_Activity_: Your answer should be one number: how many lines of the data include the string "Predict"?

*****

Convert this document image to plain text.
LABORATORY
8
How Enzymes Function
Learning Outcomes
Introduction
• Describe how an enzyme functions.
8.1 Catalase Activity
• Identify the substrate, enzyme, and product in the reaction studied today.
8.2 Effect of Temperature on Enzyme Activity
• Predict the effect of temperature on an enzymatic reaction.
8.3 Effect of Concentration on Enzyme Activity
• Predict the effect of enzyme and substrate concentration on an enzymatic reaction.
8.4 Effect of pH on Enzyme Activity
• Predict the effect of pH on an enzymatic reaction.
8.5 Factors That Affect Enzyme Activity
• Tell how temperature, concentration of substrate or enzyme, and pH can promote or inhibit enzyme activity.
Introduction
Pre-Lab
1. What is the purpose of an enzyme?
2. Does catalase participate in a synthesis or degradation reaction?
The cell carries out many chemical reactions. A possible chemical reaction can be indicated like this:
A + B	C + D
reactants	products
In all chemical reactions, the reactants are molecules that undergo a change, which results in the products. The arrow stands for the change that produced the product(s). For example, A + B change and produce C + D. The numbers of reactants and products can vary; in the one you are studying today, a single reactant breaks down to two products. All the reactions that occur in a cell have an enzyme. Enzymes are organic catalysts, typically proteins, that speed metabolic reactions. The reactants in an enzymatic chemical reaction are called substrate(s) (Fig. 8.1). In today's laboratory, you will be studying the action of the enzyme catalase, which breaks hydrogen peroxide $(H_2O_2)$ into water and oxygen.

*****

_Task response_: 3